───── Page extract ─────

Marking the Baseball Solstice with a list of Top 10 moments

To mark the Baseball Solstice, I’ve been contemplating the greatest moments in baseball history. A number of these came to mind instantly, a few of them took a bit more prodding of the memory banks.

This list is strictly my own reckoning on this date. Ask me in a few weeks or a few months, and some of the items may change — although the top three to five would likely stick.

10. The Amazin’ Mets win the 1969 World Series. The expansion Mets were a miserable franchise in the 1960s (no comment on subsequent decades) and their defeat of the Orioles was as exhilirating as it was surprising. I should note that I was rooting for the Orioles, yet even as a kid I thought the Mets were quite the story.

9. Cal RIpken breaks Lou Gehrig’s record for consecutive games played. Gehrig’s once unassailable record fell when Cal took the field that night, an event that connected the glory days of the past to what was then the present day.

8. Billy Buckner boots the grounder at first base. The Red Sox were oh so close to breaking the curse of the Bambino, and then Buckner let the ball go between his legs. It would be several more years before the Red Sox would finally win their first World Series  since the first decade of the century.

7. The George Brett pine tar bat incident. Never have I seen anything so uproariously funny during a baseball game. Brett charged from the dugout like a demon, screaming bloody murder. Later it came out that Billy Martin had waited for the ultimate moment to call the pine tar violation, which makes the incident even funnier.

─────

● **Description of the task**
In the Baseball Solstice list above, which team did the writer root for in the 1969 World Series?

───── Dataset section ─────

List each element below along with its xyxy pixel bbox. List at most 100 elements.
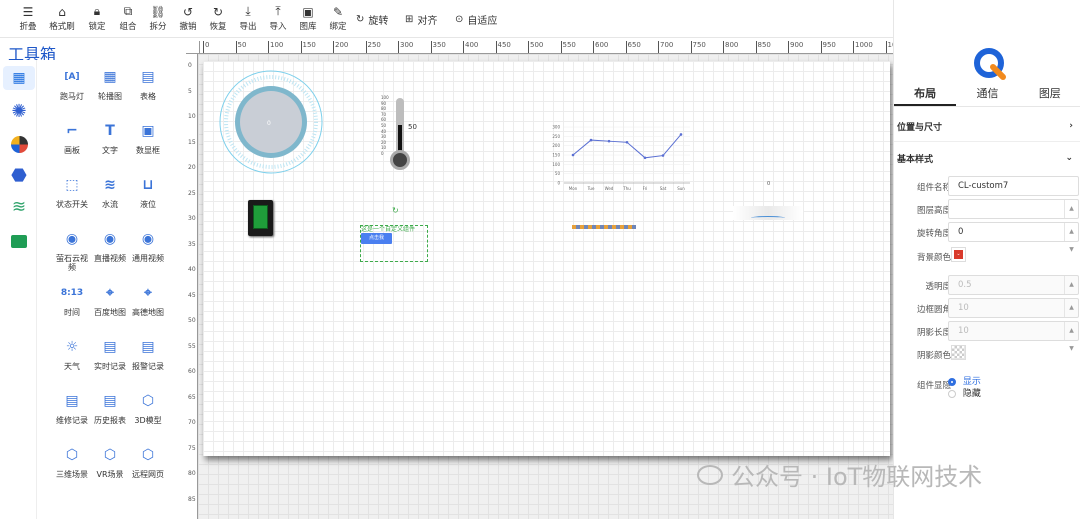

─────

● **Result of the exercise**
The Orioles.